===== RECORDS PROVIDED
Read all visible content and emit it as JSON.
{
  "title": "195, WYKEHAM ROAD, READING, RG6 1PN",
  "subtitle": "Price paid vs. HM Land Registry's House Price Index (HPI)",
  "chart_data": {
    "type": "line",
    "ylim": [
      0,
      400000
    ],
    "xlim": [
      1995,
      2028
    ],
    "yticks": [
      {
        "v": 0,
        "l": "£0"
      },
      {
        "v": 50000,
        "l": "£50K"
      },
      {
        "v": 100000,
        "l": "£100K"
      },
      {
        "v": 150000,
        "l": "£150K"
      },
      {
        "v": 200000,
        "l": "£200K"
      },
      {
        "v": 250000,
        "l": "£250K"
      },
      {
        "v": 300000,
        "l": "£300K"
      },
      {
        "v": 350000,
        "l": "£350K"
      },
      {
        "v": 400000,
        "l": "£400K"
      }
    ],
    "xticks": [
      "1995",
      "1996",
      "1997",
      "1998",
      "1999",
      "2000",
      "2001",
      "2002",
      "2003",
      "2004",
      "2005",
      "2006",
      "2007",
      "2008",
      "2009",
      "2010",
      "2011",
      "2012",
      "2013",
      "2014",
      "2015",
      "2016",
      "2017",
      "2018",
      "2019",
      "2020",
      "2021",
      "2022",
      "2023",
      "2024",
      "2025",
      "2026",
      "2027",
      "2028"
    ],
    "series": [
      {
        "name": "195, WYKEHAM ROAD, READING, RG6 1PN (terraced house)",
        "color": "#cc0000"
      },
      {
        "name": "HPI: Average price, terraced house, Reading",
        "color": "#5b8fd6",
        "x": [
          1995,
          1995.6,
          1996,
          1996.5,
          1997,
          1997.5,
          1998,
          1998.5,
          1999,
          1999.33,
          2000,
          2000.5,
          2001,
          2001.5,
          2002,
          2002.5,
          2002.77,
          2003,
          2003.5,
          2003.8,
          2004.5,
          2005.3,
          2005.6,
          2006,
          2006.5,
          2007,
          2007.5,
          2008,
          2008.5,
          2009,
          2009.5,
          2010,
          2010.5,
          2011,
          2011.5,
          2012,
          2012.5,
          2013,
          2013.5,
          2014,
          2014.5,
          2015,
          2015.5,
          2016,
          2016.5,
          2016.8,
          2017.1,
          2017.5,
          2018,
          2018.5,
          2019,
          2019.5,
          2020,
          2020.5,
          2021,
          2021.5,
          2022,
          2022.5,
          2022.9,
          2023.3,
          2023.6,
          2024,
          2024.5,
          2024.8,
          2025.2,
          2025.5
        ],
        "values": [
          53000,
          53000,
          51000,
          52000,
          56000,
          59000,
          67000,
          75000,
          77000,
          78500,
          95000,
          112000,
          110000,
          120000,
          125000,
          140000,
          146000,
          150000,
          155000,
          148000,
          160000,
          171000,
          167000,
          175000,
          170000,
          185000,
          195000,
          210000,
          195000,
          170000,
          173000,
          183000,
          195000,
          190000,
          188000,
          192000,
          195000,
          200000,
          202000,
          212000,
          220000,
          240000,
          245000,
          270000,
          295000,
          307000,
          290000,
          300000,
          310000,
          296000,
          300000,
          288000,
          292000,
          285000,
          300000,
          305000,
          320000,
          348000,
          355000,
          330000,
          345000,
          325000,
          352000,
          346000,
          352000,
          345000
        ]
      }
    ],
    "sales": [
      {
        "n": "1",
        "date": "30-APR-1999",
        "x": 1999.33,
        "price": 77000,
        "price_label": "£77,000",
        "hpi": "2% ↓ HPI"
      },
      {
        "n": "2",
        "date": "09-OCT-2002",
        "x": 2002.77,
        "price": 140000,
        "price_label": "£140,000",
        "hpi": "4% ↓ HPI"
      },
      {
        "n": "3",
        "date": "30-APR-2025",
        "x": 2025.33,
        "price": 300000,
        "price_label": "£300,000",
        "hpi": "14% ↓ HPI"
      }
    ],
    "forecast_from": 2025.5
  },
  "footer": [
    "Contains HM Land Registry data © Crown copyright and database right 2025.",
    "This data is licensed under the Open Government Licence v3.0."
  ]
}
==========
#### TASK DETAILS
Return the material exactly as it stands.

#### SOLUTION FOR THIS EXERCISE
Read all visible content and emit it as JSON.
{
  "title": "195, WYKEHAM ROAD, READING, RG6 1PN",
  "subtitle": "Price paid vs. HM Land Registry's House Price Index (HPI)",
  "chart_data": {
    "type": "line",
    "ylim": [
      0,
      400000
    ],
    "xlim": [
      1995,
      2028
    ],
    "yticks": [
      {
        "v": 0,
        "l": "£0"
      },
      {
        "v": 50000,
        "l": "£50K"
      },
      {
        "v": 100000,
        "l": "£100K"
      },
      {
        "v": 150000,
        "l": "£150K"
      },
      {
        "v": 200000,
        "l": "£200K"
      },
      {
        "v": 250000,
        "l": "£250K"
      },
      {
        "v": 300000,
        "l": "£300K"
      },
      {
        "v": 350000,
        "l": "£350K"
      },
      {
        "v": 400000,
        "l": "£400K"
      }
    ],
    "xticks": [
      "1995",
      "1996",
      "1997",
      "1998",
      "1999",
      "2000",
      "2001",
      "2002",
      "2003",
      "2004",
      "2005",
      "2006",
      "2007",
      "2008",
      "2009",
      "2010",
      "2011",
      "2012",
      "2013",
      "2014",
      "2015",
      "2016",
      "2017",
      "2018",
      "2019",
      "2020",
      "2021",
      "2022",
      "2023",
      "2024",
      "2025",
      "2026",
      "2027",
      "2028"
    ],
    "series": [
      {
        "name": "195, WYKEHAM ROAD, READING, RG6 1PN (terraced house)",
        "color": "#cc0000"
      },
      {
        "name": "HPI: Average price, terraced house, Reading",
        "color": "#5b8fd6",
        "x": [
          1995,
          1995.6,
          1996,
          1996.5,
          1997,
          1997.5,
          1998,
          1998.5,
          1999,
          1999.33,
          2000,
          2000.5,
          2001,
          2001.5,
          2002,
          2002.5,
          2002.77,
          2003,
          2003.5,
          2003.8,
          2004.5,
          2005.3,
          2005.6,
          2006,
          2006.5,
          2007,
          2007.5,
          2008,
          2008.5,
          2009,
          2009.5,
          2010,
          2010.5,
          2011,
          2011.5,
          2012,
          2012.5,
          2013,
          2013.5,
          2014,
          2014.5,
          2015,
          2015.5,
          2016,
          2016.5,
          2016.8,
          2017.1,
          2017.5,
          2018,
          2018.5,
          2019,
          2019.5,
          2020,
          2020.5,
          2021,
          2021.5,
          2022,
          2022.5,
          2022.9,
          2023.3,
          2023.6,
          2024,
          2024.5,
          2024.8,
          2025.2,
          2025.5
        ],
        "values": [
          53000,
          53000,
          51000,
          52000,
          56000,
          59000,
          67000,
          75000,
          77000,
          78500,
          95000,
          112000,
          110000,
          120000,
          125000,
          140000,
          146000,
          150000,
          155000,
          148000,
          160000,
          171000,
          167000,
          175000,
          170000,
          185000,
          195000,
          210000,
          195000,
          170000,
          173000,
          183000,
          195000,
          190000,
          188000,
          192000,
          195000,
          200000,
          202000,
          212000,
          220000,
          240000,
          245000,
          270000,
          295000,
          307000,
          290000,
          300000,
          310000,
          296000,
          300000,
          288000,
          292000,
          285000,
          300000,
          305000,
          320000,
          348000,
          355000,
          330000,
          345000,
          325000,
          352000,
          346000,
          352000,
          345000
        ]
      }
    ],
    "sales": [
      {
        "n": "1",
        "date": "30-APR-1999",
        "x": 1999.33,
        "price": 77000,
        "price_label": "£77,000",
        "hpi": "2% ↓ HPI"
      },
      {
        "n": "2",
        "date": "09-OCT-2002",
        "x": 2002.77,
        "price": 140000,
        "price_label": "£140,000",
        "hpi": "4% ↓ HPI"
      },
      {
        "n": "3",
        "date": "30-APR-2025",
        "x": 2025.33,
        "price": 300000,
        "price_label": "£300,000",
        "hpi": "14% ↓ HPI"
      }
    ],
    "forecast_from": 2025.5
  },
  "footer": [
    "Contains HM Land Registry data © Crown copyright and database right 2025.",
    "This data is licensed under the Open Government Licence v3.0."
  ]
}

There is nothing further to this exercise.